▸ GIVEN INSTRUCTION
Please copy out every one of the records below word for word, leaving the pictures out.

▸ RECORDS SHOWN
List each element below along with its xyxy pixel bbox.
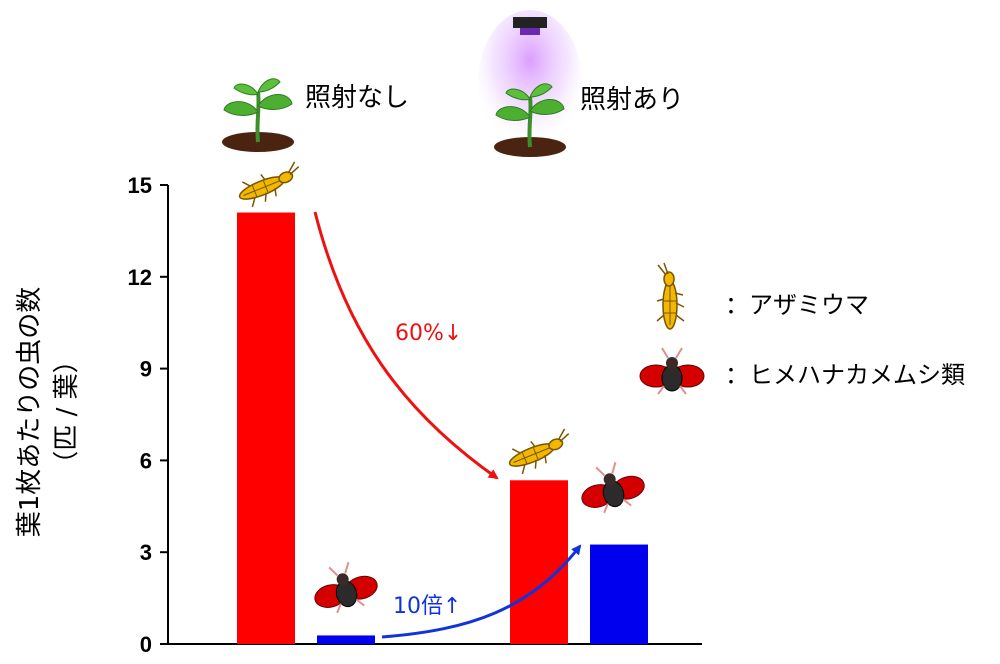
y-tick-label: 12 [128, 265, 152, 290]
decrease-arrow [313, 211, 499, 480]
bug-icon-light [573, 455, 650, 519]
y-axis-label: 葉1枚あたりの虫の数 [15, 287, 45, 538]
bar-bug-0 [317, 635, 375, 644]
bar-thrips-0 [237, 212, 295, 645]
increase-arrow [381, 544, 582, 639]
thrips-icon-light [504, 426, 577, 478]
y-tick-label: 15 [128, 173, 152, 198]
legend-thrips-icon [656, 262, 685, 330]
legend-label-thrips: ：アザミウマ [725, 291, 869, 319]
bug-icon-no-light [306, 555, 383, 619]
legend: ：アザミウマ ：ヒメハナカメムシ類 [639, 262, 965, 395]
y-tick-label: 9 [140, 357, 152, 382]
decrease-annotation: 60%↓ [395, 321, 462, 346]
increase-annotation: 10倍↑ [393, 594, 461, 619]
thrips-icon-no-light [234, 159, 307, 211]
legend-label-bug: ：ヒメハナカメムシ類 [725, 361, 965, 389]
uv-lamp-icon [513, 17, 547, 35]
y-tick-label: 3 [140, 540, 152, 565]
y-axis-unit: （匹 / 葉） [52, 347, 82, 476]
y-tick-label: 0 [140, 632, 152, 657]
y-axis-title: 葉1枚あたりの虫の数 （匹 / 葉） [15, 287, 82, 538]
bar-thrips-1 [510, 480, 568, 644]
bars [237, 212, 648, 645]
legend-bug-icon [639, 347, 705, 395]
y-tick-label: 6 [140, 448, 152, 473]
header-irradiation: 照射あり [580, 85, 684, 115]
bar-bug-1 [590, 544, 648, 644]
header-no-irradiation: 照射なし [305, 83, 409, 113]
plant-no-light-icon [220, 76, 296, 154]
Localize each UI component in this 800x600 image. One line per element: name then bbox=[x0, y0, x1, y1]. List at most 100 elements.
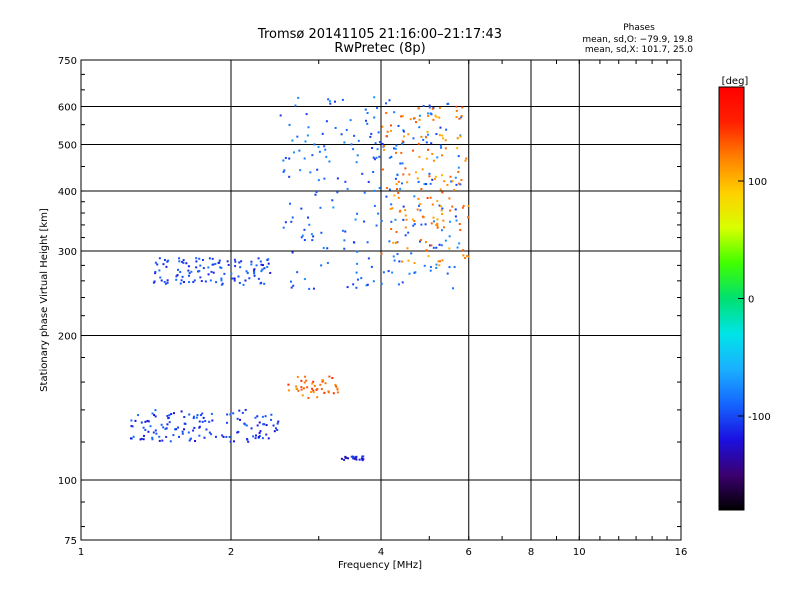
data-point bbox=[257, 257, 260, 260]
data-point bbox=[356, 154, 359, 157]
data-point bbox=[440, 229, 443, 232]
data-point bbox=[336, 391, 339, 394]
data-point bbox=[175, 278, 178, 281]
data-point bbox=[291, 139, 294, 142]
data-point bbox=[454, 176, 457, 179]
data-point bbox=[412, 137, 415, 140]
data-point bbox=[282, 170, 285, 173]
data-point bbox=[263, 267, 266, 270]
data-point bbox=[410, 252, 413, 255]
data-point bbox=[252, 269, 255, 272]
data-point bbox=[455, 115, 458, 118]
data-point bbox=[428, 106, 431, 109]
data-point bbox=[397, 283, 400, 286]
data-point bbox=[455, 105, 458, 108]
data-point bbox=[324, 148, 327, 151]
data-point bbox=[307, 216, 310, 219]
data-point bbox=[419, 240, 422, 243]
data-point bbox=[178, 435, 181, 438]
data-point bbox=[180, 279, 183, 282]
data-point bbox=[402, 130, 405, 133]
data-point bbox=[192, 415, 195, 418]
data-point bbox=[279, 114, 282, 117]
data-point bbox=[457, 170, 460, 173]
data-point bbox=[400, 115, 403, 118]
data-point bbox=[257, 277, 260, 280]
data-point bbox=[449, 209, 452, 212]
data-point bbox=[324, 382, 327, 385]
data-point bbox=[311, 239, 314, 242]
x-tick-label: 8 bbox=[528, 547, 534, 558]
data-point bbox=[328, 160, 331, 163]
data-point bbox=[447, 102, 450, 105]
data-point bbox=[134, 419, 137, 422]
data-point bbox=[300, 207, 303, 210]
data-point bbox=[336, 387, 339, 390]
data-point bbox=[260, 270, 263, 273]
data-point bbox=[381, 142, 384, 145]
colorbar-tick-label: -100 bbox=[748, 412, 771, 423]
data-point bbox=[423, 264, 426, 267]
data-point bbox=[344, 180, 347, 183]
data-point bbox=[177, 268, 180, 271]
data-point bbox=[142, 426, 145, 429]
data-point bbox=[233, 258, 236, 261]
data-point bbox=[201, 420, 204, 423]
data-point bbox=[208, 257, 211, 260]
data-point bbox=[415, 121, 418, 124]
data-point bbox=[380, 252, 383, 255]
data-point bbox=[435, 115, 438, 118]
data-point bbox=[269, 271, 272, 274]
data-point bbox=[385, 111, 388, 114]
data-point bbox=[419, 203, 422, 206]
data-point bbox=[147, 420, 150, 423]
data-point bbox=[458, 223, 461, 226]
colorbar-tick-label: 0 bbox=[748, 295, 754, 306]
data-point bbox=[323, 177, 326, 180]
data-point bbox=[219, 266, 222, 269]
data-point bbox=[177, 426, 180, 429]
data-point bbox=[427, 255, 430, 258]
data-point bbox=[366, 122, 369, 125]
data-point bbox=[264, 415, 267, 418]
data-point bbox=[413, 262, 416, 265]
data-point bbox=[444, 239, 447, 242]
data-point bbox=[196, 414, 199, 417]
data-point bbox=[380, 219, 383, 222]
data-point bbox=[208, 420, 211, 423]
data-point bbox=[152, 281, 155, 284]
data-point bbox=[162, 263, 165, 266]
data-point bbox=[313, 143, 316, 146]
data-points bbox=[129, 96, 470, 462]
data-point bbox=[222, 435, 225, 438]
data-point bbox=[422, 104, 425, 107]
data-point bbox=[393, 194, 396, 197]
data-point bbox=[204, 280, 207, 283]
data-point bbox=[332, 206, 335, 209]
data-point bbox=[166, 279, 169, 282]
data-point bbox=[308, 223, 311, 226]
data-point bbox=[230, 272, 233, 275]
data-point bbox=[317, 145, 320, 148]
data-point bbox=[181, 260, 184, 263]
data-point bbox=[428, 172, 431, 175]
data-point bbox=[238, 409, 241, 412]
data-point bbox=[195, 260, 198, 263]
data-point bbox=[442, 137, 445, 140]
data-point bbox=[371, 147, 374, 150]
data-point bbox=[217, 261, 220, 264]
data-point bbox=[362, 458, 365, 461]
data-point bbox=[360, 277, 363, 280]
data-point bbox=[394, 177, 397, 180]
data-point bbox=[292, 284, 295, 287]
data-point bbox=[154, 261, 157, 264]
data-point bbox=[297, 96, 300, 99]
data-point bbox=[244, 408, 247, 411]
data-point bbox=[220, 283, 223, 286]
data-point bbox=[448, 235, 451, 238]
data-point bbox=[176, 274, 179, 277]
data-point bbox=[430, 244, 433, 247]
data-point bbox=[460, 116, 463, 119]
data-point bbox=[162, 426, 165, 429]
data-point bbox=[390, 228, 393, 231]
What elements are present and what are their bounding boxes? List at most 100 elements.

▸ RIGHT ANSWER
List each element below along with its xyxy pixel bbox.
y-tick-label: 12 [128, 265, 152, 290]
decrease-arrow [313, 211, 499, 480]
bug-icon-light [573, 455, 650, 519]
y-axis-label: 葉1枚あたりの虫の数 [15, 287, 45, 538]
bar-bug-0 [317, 635, 375, 644]
bar-thrips-0 [237, 212, 295, 645]
increase-arrow [381, 544, 582, 639]
thrips-icon-light [504, 426, 577, 478]
y-tick-label: 15 [128, 173, 152, 198]
legend-thrips-icon [656, 262, 685, 330]
legend-label-thrips: ：アザミウマ [725, 291, 869, 319]
bug-icon-no-light [306, 555, 383, 619]
legend: ：アザミウマ ：ヒメハナカメムシ類 [639, 262, 965, 395]
y-tick-label: 9 [140, 357, 152, 382]
decrease-annotation: 60%↓ [395, 321, 462, 346]
increase-annotation: 10倍↑ [393, 594, 461, 619]
thrips-icon-no-light [234, 159, 307, 211]
legend-label-bug: ：ヒメハナカメムシ類 [725, 361, 965, 389]
uv-lamp-icon [513, 17, 547, 35]
y-tick-label: 3 [140, 540, 152, 565]
y-axis-unit: （匹 / 葉） [52, 347, 82, 476]
y-tick-label: 0 [140, 632, 152, 657]
y-axis-title: 葉1枚あたりの虫の数 （匹 / 葉） [15, 287, 82, 538]
bar-thrips-1 [510, 480, 568, 644]
bars [237, 212, 648, 645]
legend-bug-icon [639, 347, 705, 395]
y-tick-label: 6 [140, 448, 152, 473]
header-irradiation: 照射あり [580, 85, 684, 115]
bar-bug-1 [590, 544, 648, 644]
header-no-irradiation: 照射なし [305, 83, 409, 113]
plant-no-light-icon [220, 76, 296, 154]
Localize each UI component in this 800x600 image. One line per element: name then bbox=[x0, y0, x1, y1]. List at most 100 elements.
data-point bbox=[257, 257, 260, 260]
data-point bbox=[356, 154, 359, 157]
data-point bbox=[440, 229, 443, 232]
data-point bbox=[336, 391, 339, 394]
data-point bbox=[175, 278, 178, 281]
data-point bbox=[291, 139, 294, 142]
data-point bbox=[454, 176, 457, 179]
data-point bbox=[412, 137, 415, 140]
data-point bbox=[282, 170, 285, 173]
data-point bbox=[263, 267, 266, 270]
data-point bbox=[410, 252, 413, 255]
data-point bbox=[252, 269, 255, 272]
data-point bbox=[455, 115, 458, 118]
data-point bbox=[428, 106, 431, 109]
data-point bbox=[397, 283, 400, 286]
data-point bbox=[455, 105, 458, 108]
data-point bbox=[324, 148, 327, 151]
data-point bbox=[307, 216, 310, 219]
data-point bbox=[419, 240, 422, 243]
data-point bbox=[178, 435, 181, 438]
data-point bbox=[180, 279, 183, 282]
data-point bbox=[402, 130, 405, 133]
data-point bbox=[192, 415, 195, 418]
data-point bbox=[279, 114, 282, 117]
data-point bbox=[457, 170, 460, 173]
data-point bbox=[400, 115, 403, 118]
data-point bbox=[257, 277, 260, 280]
data-point bbox=[449, 209, 452, 212]
data-point bbox=[324, 382, 327, 385]
data-point bbox=[311, 239, 314, 242]
x-tick-label: 8 bbox=[528, 547, 534, 558]
data-point bbox=[328, 160, 331, 163]
data-point bbox=[447, 102, 450, 105]
data-point bbox=[134, 419, 137, 422]
data-point bbox=[300, 207, 303, 210]
data-point bbox=[336, 387, 339, 390]
data-point bbox=[260, 270, 263, 273]
data-point bbox=[381, 142, 384, 145]
colorbar-tick-label: -100 bbox=[748, 412, 771, 423]
data-point bbox=[423, 264, 426, 267]
data-point bbox=[344, 180, 347, 183]
data-point bbox=[177, 268, 180, 271]
data-point bbox=[142, 426, 145, 429]
data-point bbox=[233, 258, 236, 261]
data-point bbox=[201, 420, 204, 423]
data-point bbox=[208, 257, 211, 260]
data-point bbox=[415, 121, 418, 124]
data-point bbox=[380, 252, 383, 255]
data-point bbox=[435, 115, 438, 118]
data-point bbox=[269, 271, 272, 274]
data-point bbox=[385, 111, 388, 114]
data-point bbox=[419, 203, 422, 206]
data-point bbox=[147, 420, 150, 423]
data-point bbox=[458, 223, 461, 226]
colorbar-tick-label: 0 bbox=[748, 295, 754, 306]
data-point bbox=[323, 177, 326, 180]
data-point bbox=[219, 266, 222, 269]
data-point bbox=[177, 426, 180, 429]
data-point bbox=[427, 255, 430, 258]
data-point bbox=[366, 122, 369, 125]
data-point bbox=[264, 415, 267, 418]
data-point bbox=[413, 262, 416, 265]
data-point bbox=[444, 239, 447, 242]
data-point bbox=[196, 414, 199, 417]
data-point bbox=[380, 219, 383, 222]
data-point bbox=[208, 420, 211, 423]
data-point bbox=[152, 281, 155, 284]
data-point bbox=[162, 263, 165, 266]
data-point bbox=[313, 143, 316, 146]
data-points bbox=[129, 96, 470, 462]
data-point bbox=[222, 435, 225, 438]
data-point bbox=[422, 104, 425, 107]
data-point bbox=[393, 194, 396, 197]
data-point bbox=[204, 280, 207, 283]
data-point bbox=[332, 206, 335, 209]
data-point bbox=[166, 279, 169, 282]
data-point bbox=[308, 223, 311, 226]
data-point bbox=[230, 272, 233, 275]
data-point bbox=[317, 145, 320, 148]
data-point bbox=[181, 260, 184, 263]
data-point bbox=[428, 172, 431, 175]
data-point bbox=[238, 409, 241, 412]
data-point bbox=[195, 260, 198, 263]
data-point bbox=[442, 137, 445, 140]
data-point bbox=[371, 147, 374, 150]
data-point bbox=[217, 261, 220, 264]
data-point bbox=[362, 458, 365, 461]
data-point bbox=[360, 277, 363, 280]
data-point bbox=[394, 177, 397, 180]
data-point bbox=[292, 284, 295, 287]
data-point bbox=[154, 261, 157, 264]
data-point bbox=[297, 96, 300, 99]
data-point bbox=[244, 408, 247, 411]
data-point bbox=[220, 283, 223, 286]
data-point bbox=[448, 235, 451, 238]
data-point bbox=[176, 274, 179, 277]
data-point bbox=[430, 244, 433, 247]
data-point bbox=[460, 116, 463, 119]
data-point bbox=[162, 426, 165, 429]
data-point bbox=[390, 228, 393, 231]
What elements are present and what are their bounding boxes? List at most 100 elements.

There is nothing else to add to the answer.